● Given task:
Only the number is wanted: count the lines that contain "slider".

--- Begin ---

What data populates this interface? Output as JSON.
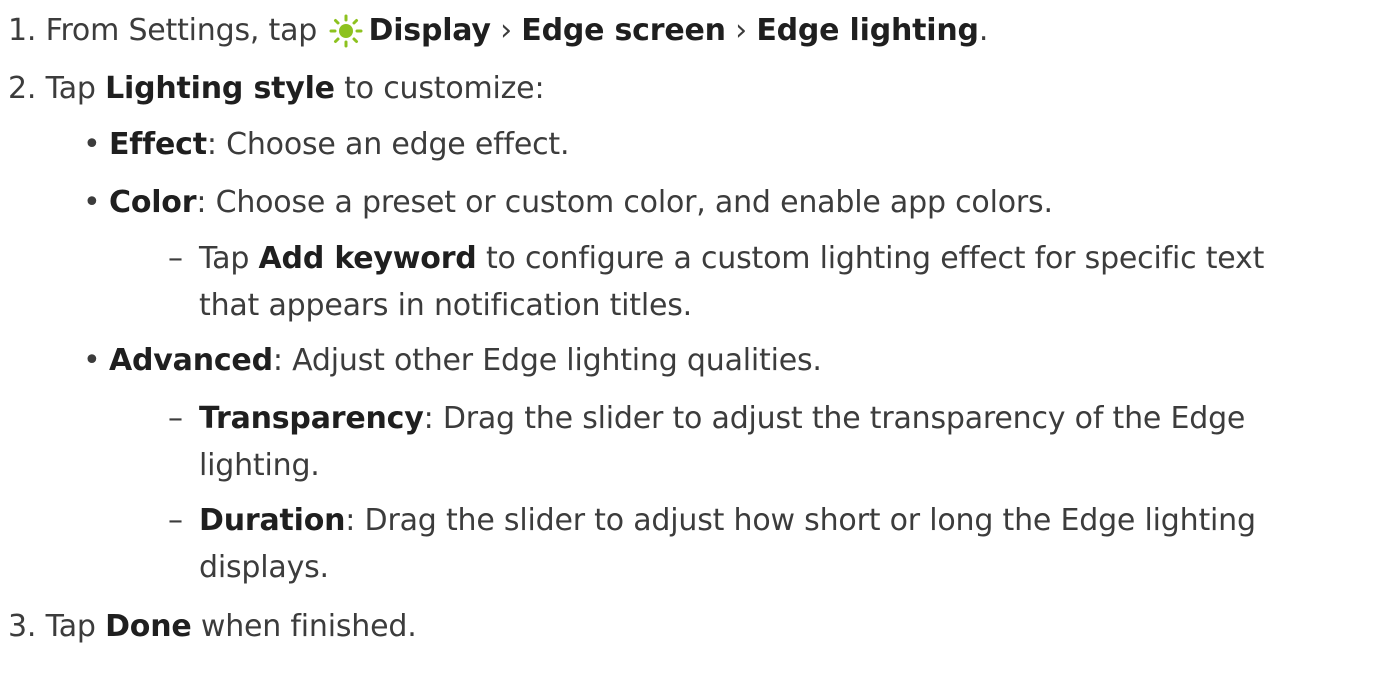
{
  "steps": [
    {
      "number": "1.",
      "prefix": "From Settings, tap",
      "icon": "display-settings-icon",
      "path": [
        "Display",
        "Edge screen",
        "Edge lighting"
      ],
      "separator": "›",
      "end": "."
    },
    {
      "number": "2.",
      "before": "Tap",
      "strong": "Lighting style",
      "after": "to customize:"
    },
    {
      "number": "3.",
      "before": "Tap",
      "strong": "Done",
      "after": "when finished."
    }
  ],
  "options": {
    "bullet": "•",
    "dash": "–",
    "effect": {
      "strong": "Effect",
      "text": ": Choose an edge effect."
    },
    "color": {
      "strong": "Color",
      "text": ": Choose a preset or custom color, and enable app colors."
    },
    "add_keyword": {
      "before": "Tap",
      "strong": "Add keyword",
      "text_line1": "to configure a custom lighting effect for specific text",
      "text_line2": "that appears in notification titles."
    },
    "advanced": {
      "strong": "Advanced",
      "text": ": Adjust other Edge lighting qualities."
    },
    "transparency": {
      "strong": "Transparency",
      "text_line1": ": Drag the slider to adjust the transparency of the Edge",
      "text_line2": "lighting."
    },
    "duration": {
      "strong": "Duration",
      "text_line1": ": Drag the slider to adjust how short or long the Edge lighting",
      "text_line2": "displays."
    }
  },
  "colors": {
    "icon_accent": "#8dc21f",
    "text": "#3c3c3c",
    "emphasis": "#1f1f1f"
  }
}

--- End ---
--- Begin ---

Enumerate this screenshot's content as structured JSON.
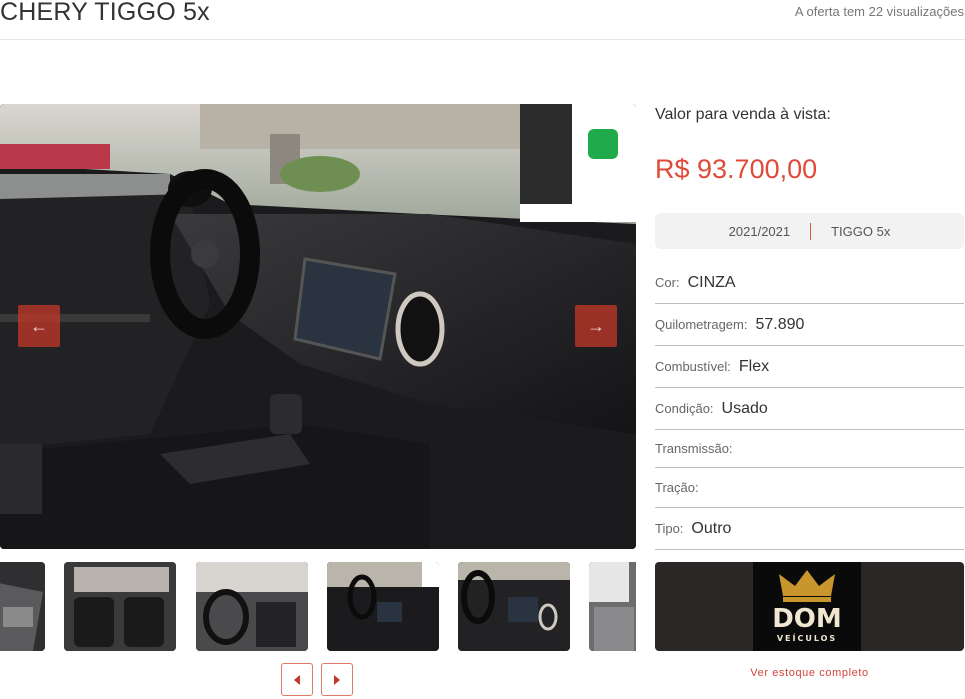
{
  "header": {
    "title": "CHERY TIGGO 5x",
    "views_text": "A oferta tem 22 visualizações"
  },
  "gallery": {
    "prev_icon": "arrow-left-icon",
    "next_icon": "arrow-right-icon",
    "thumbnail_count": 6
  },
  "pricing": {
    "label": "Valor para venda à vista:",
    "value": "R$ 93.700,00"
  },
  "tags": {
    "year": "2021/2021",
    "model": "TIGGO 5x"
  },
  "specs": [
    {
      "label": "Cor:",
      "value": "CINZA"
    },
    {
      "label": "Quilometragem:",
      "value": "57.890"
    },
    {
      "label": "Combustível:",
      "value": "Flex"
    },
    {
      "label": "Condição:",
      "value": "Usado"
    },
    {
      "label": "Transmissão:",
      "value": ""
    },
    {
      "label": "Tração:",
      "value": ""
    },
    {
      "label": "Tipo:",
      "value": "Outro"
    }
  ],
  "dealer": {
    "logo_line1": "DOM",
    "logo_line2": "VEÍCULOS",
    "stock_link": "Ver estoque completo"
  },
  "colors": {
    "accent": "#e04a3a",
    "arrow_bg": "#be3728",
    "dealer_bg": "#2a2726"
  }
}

--- End ---

● Response:
2